Using the entries that follow, collect the lines where the word "this" appears.

[Figure record extracts]
◆ ◆ ◆

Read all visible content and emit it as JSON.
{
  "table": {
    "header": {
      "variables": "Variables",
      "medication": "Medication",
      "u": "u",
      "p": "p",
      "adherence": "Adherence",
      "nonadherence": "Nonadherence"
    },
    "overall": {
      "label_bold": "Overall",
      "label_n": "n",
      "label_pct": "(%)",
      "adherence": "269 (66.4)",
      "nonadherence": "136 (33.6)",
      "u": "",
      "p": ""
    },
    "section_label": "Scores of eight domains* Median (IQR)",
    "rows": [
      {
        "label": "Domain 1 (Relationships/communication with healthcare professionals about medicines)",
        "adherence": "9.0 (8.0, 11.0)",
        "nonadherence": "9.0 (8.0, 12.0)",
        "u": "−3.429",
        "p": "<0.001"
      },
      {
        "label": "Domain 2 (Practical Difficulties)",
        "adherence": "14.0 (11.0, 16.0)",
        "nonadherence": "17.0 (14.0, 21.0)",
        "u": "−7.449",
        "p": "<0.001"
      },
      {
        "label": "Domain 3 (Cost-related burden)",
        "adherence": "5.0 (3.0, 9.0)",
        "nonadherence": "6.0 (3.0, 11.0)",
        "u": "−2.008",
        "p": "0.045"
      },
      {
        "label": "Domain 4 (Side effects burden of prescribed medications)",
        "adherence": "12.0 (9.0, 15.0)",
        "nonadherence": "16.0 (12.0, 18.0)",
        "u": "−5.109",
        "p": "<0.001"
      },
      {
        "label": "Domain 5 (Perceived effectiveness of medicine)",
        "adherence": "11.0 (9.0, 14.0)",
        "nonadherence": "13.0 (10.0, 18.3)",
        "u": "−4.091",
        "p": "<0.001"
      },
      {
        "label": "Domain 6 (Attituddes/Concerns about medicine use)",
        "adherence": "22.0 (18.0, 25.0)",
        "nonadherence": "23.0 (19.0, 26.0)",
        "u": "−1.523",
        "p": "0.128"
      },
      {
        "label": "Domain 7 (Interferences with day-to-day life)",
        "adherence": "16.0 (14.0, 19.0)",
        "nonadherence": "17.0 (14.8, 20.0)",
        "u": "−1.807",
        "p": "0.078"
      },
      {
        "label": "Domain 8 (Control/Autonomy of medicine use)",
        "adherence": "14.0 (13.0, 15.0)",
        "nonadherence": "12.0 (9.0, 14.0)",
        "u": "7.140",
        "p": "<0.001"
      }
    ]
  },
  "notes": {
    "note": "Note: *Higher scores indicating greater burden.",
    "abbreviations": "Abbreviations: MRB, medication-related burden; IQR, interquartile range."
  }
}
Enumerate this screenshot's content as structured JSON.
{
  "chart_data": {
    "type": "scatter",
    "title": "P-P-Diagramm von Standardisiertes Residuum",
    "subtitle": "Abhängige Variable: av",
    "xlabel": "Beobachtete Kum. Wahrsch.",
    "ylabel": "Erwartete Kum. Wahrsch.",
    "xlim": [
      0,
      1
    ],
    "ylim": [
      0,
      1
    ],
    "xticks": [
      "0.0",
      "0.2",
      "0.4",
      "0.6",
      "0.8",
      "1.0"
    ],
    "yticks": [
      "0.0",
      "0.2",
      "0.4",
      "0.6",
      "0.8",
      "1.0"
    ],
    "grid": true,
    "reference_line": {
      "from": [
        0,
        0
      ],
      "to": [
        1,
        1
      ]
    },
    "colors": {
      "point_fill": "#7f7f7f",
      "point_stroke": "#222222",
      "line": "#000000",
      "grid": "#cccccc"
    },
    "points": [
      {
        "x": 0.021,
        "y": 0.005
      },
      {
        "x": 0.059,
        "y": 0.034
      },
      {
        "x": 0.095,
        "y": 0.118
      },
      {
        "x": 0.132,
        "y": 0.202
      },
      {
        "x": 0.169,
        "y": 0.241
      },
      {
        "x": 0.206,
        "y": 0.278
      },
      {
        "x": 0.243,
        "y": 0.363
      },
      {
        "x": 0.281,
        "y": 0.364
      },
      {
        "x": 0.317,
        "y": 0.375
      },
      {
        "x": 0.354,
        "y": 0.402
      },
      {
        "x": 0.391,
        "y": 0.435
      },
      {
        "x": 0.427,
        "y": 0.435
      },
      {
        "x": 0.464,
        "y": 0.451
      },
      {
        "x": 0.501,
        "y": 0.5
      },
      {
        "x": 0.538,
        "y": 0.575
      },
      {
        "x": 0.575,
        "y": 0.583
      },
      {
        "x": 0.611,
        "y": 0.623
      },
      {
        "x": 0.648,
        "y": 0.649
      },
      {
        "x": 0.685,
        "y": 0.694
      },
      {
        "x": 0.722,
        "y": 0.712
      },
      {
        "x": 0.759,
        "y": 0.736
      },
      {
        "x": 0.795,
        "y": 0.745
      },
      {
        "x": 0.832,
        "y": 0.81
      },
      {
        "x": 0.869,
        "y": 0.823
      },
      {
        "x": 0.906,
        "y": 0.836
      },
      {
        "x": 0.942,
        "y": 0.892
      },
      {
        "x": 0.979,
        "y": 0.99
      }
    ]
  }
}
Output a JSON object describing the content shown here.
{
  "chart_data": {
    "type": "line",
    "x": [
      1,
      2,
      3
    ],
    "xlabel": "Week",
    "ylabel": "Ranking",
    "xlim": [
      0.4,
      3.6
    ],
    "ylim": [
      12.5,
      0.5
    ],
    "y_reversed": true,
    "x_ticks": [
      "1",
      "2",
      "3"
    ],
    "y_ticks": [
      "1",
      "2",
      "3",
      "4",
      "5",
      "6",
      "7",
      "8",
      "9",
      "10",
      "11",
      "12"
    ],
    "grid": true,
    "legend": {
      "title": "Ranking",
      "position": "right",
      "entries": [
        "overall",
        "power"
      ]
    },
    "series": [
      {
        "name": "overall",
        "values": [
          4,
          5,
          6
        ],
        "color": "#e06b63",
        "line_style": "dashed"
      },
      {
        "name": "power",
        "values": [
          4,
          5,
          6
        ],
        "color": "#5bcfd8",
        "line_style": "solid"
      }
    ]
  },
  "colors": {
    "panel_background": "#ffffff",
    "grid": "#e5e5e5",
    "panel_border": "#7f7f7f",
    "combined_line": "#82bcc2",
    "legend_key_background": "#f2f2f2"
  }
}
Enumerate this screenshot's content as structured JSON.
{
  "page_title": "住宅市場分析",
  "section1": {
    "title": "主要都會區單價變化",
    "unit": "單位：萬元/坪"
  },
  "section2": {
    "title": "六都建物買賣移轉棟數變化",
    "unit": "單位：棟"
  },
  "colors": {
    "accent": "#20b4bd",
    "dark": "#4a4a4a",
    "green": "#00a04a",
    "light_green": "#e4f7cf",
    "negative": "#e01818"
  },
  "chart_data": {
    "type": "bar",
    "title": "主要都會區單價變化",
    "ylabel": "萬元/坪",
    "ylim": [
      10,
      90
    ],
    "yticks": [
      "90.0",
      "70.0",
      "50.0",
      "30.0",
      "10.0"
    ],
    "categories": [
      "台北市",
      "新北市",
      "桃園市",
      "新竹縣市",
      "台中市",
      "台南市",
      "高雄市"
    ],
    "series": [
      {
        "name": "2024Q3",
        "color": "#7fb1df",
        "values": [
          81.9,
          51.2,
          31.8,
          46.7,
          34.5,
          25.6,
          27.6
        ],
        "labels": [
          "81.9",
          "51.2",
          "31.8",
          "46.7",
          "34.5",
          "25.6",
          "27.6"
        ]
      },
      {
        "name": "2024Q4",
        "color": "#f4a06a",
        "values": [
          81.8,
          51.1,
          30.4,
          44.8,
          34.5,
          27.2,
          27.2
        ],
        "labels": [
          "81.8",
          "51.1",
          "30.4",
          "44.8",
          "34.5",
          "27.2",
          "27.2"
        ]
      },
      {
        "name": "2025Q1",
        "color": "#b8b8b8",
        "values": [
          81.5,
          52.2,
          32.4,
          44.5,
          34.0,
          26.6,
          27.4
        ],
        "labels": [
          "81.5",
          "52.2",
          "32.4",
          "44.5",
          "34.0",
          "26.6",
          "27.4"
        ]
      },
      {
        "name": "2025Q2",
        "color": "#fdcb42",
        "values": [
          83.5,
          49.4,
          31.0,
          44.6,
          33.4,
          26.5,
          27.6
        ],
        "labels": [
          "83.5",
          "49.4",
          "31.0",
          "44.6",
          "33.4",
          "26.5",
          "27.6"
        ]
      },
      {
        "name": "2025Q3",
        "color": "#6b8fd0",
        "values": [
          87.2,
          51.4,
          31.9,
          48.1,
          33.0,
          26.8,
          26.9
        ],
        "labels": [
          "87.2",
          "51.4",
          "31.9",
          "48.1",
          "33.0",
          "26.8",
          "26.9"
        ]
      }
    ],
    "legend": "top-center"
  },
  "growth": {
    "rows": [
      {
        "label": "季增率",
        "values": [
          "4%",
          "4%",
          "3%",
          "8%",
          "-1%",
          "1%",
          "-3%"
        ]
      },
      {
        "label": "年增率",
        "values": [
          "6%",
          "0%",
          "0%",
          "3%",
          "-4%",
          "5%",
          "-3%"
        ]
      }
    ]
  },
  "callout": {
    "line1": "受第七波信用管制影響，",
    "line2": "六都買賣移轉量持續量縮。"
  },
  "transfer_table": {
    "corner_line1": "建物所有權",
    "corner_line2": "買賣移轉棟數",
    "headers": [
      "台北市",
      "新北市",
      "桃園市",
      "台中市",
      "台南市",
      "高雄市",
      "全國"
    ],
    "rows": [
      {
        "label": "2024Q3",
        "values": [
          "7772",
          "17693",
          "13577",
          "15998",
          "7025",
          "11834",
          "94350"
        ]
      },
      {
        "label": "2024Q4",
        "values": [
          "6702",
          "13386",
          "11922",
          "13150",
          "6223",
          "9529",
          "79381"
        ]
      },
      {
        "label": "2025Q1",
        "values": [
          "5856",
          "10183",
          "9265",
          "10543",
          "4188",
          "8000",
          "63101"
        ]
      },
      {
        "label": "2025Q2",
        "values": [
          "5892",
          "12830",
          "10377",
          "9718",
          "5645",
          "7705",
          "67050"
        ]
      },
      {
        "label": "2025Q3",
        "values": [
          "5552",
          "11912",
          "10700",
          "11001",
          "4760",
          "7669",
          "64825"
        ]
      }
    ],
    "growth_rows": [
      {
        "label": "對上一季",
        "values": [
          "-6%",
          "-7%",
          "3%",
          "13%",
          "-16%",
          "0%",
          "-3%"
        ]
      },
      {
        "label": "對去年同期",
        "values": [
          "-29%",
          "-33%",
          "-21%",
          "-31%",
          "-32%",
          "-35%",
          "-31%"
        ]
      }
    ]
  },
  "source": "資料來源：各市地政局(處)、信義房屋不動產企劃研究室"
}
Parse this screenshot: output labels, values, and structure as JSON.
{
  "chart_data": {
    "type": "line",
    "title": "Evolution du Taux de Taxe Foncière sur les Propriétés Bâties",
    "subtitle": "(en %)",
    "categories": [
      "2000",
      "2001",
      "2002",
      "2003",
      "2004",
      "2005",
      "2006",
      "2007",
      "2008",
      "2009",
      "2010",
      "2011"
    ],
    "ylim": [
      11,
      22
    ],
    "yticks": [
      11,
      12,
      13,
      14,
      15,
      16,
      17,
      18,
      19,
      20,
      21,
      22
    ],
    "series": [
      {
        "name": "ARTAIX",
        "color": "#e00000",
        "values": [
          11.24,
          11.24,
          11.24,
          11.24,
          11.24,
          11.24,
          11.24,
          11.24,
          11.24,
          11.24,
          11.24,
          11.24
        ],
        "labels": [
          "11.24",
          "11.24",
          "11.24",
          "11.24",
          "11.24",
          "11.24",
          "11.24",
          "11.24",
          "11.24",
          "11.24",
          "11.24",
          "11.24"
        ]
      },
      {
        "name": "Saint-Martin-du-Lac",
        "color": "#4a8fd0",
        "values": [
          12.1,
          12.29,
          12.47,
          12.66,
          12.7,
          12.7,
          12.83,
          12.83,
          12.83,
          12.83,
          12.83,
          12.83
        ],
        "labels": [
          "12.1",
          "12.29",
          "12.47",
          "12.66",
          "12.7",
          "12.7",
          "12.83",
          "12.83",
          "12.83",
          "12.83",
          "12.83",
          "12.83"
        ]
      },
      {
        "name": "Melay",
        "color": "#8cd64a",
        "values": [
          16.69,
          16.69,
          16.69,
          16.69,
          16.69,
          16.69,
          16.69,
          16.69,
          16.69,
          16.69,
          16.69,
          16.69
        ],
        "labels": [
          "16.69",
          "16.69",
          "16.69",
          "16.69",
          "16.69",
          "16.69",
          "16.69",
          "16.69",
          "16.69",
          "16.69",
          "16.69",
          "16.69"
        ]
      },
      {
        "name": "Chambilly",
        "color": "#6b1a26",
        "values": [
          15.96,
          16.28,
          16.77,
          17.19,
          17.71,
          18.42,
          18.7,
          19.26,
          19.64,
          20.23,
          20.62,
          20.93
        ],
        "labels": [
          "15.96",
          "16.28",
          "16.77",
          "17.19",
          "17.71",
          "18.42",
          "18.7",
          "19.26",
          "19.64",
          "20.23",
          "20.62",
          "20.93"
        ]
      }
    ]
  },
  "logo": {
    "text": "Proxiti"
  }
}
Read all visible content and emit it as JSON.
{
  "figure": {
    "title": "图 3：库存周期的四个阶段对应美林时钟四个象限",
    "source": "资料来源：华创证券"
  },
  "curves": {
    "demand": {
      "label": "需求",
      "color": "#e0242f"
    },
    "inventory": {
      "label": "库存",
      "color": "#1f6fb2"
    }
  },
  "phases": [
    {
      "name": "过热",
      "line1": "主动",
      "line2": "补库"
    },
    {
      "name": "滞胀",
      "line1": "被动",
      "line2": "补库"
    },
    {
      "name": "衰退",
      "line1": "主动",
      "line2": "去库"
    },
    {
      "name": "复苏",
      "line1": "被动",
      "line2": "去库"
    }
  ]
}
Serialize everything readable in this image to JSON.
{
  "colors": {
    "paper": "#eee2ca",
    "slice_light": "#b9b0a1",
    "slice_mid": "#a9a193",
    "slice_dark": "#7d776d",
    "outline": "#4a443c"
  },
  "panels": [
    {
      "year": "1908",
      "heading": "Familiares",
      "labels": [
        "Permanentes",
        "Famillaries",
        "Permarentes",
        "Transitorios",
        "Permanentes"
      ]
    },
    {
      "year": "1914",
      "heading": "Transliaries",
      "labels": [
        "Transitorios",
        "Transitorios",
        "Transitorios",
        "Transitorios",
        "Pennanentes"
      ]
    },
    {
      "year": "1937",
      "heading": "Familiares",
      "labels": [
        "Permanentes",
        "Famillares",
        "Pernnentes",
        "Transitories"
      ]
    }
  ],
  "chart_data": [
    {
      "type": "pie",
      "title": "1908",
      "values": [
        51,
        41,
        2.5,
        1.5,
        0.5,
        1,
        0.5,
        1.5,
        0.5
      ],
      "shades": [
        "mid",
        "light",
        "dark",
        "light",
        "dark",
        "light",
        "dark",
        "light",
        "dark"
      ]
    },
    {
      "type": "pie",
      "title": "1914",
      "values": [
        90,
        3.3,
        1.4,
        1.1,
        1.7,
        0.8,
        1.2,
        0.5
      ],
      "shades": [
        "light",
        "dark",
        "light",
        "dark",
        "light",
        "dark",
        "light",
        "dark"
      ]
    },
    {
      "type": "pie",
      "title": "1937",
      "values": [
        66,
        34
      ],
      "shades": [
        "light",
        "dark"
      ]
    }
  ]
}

◆ ◆ ◆

▶ **TASK SOLUTION**:
Enumerate this screenshot's content as structured JSON.
Enumerate this screenshot's content as structured JSON.
Parse this screenshot: output labels, values, and structure as JSON.
Serialize everything readable in this image to JSON.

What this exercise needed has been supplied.